## Excerpts from a figure dataset
|---|
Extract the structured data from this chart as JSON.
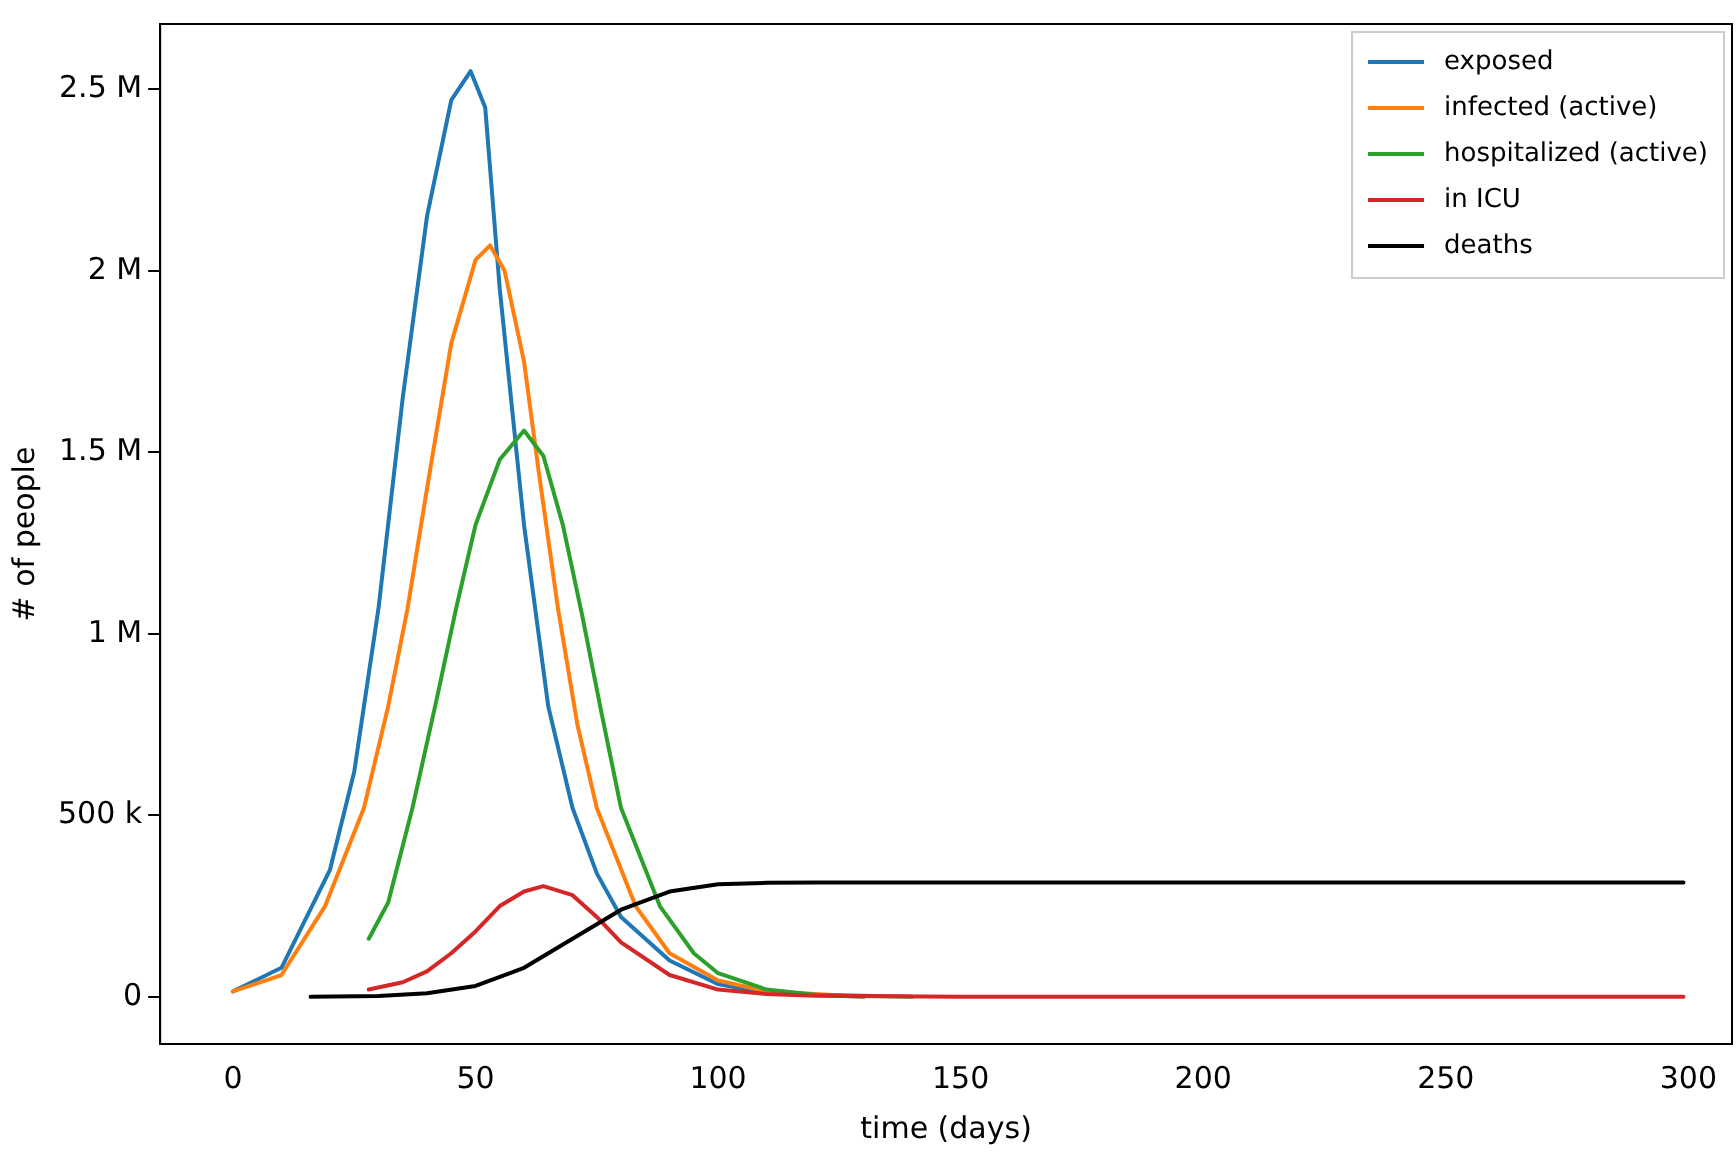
{
  "chart_data": {
    "type": "line",
    "xlabel": "time (days)",
    "ylabel": "# of people",
    "xlim": [
      -15,
      309
    ],
    "ylim": [
      -130000,
      2680000
    ],
    "xticks": [
      0,
      50,
      100,
      150,
      200,
      250,
      300
    ],
    "yticks": [
      {
        "value": 0,
        "label": "0"
      },
      {
        "value": 500000,
        "label": "500 k"
      },
      {
        "value": 1000000,
        "label": "1 M"
      },
      {
        "value": 1500000,
        "label": "1.5 M"
      },
      {
        "value": 2000000,
        "label": "2 M"
      },
      {
        "value": 2500000,
        "label": "2.5 M"
      }
    ],
    "grid": false,
    "legend": "top right",
    "marker": "none",
    "line_style": "solid",
    "series": [
      {
        "name": "exposed",
        "color": "#1f77b4",
        "x": [
          0,
          10,
          20,
          25,
          30,
          35,
          40,
          45,
          49,
          52,
          55,
          60,
          65,
          70,
          75,
          80,
          90,
          100,
          110,
          130
        ],
        "values": [
          15000,
          80000,
          350000,
          620000,
          1070000,
          1650000,
          2150000,
          2470000,
          2550000,
          2450000,
          1950000,
          1300000,
          800000,
          520000,
          340000,
          220000,
          100000,
          35000,
          10000,
          0
        ]
      },
      {
        "name": "infected (active)",
        "color": "#ff7f0e",
        "x": [
          0,
          10,
          19,
          27,
          32,
          36,
          40,
          45,
          50,
          53,
          56,
          60,
          63,
          67,
          71,
          75,
          83,
          90,
          100,
          110,
          130
        ],
        "values": [
          15000,
          60000,
          250000,
          520000,
          800000,
          1070000,
          1400000,
          1800000,
          2030000,
          2070000,
          2000000,
          1750000,
          1450000,
          1070000,
          750000,
          520000,
          250000,
          120000,
          45000,
          15000,
          0
        ]
      },
      {
        "name": "hospitalized (active)",
        "color": "#2ca02c",
        "x": [
          28,
          32,
          37,
          42,
          46,
          50,
          55,
          60,
          64,
          68,
          72,
          76,
          80,
          88,
          95,
          100,
          110,
          120,
          140
        ],
        "values": [
          160000,
          260000,
          520000,
          820000,
          1070000,
          1300000,
          1480000,
          1560000,
          1490000,
          1300000,
          1050000,
          780000,
          520000,
          250000,
          120000,
          65000,
          20000,
          6000,
          0
        ]
      },
      {
        "name": "in ICU",
        "color": "#d62728",
        "x": [
          28,
          35,
          40,
          45,
          50,
          55,
          60,
          64,
          70,
          75,
          80,
          90,
          100,
          110,
          120,
          150,
          200,
          299
        ],
        "values": [
          20000,
          40000,
          70000,
          120000,
          180000,
          250000,
          290000,
          305000,
          280000,
          220000,
          150000,
          60000,
          20000,
          8000,
          3000,
          0,
          0,
          0
        ]
      },
      {
        "name": "deaths",
        "color": "#000000",
        "x": [
          16,
          30,
          40,
          50,
          60,
          70,
          80,
          90,
          100,
          110,
          120,
          150,
          200,
          299
        ],
        "values": [
          0,
          2000,
          10000,
          30000,
          80000,
          160000,
          240000,
          290000,
          310000,
          314000,
          315000,
          315000,
          315000,
          315000
        ]
      }
    ]
  }
}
|---|
## Problem requirements
Every line that holds the word "name" should be extracted.

## Written answer
        "name": "exposed",
        "name": "infected (active)",
        "name": "hospitalized (active)",
        "name": "in ICU",
        "name": "deaths",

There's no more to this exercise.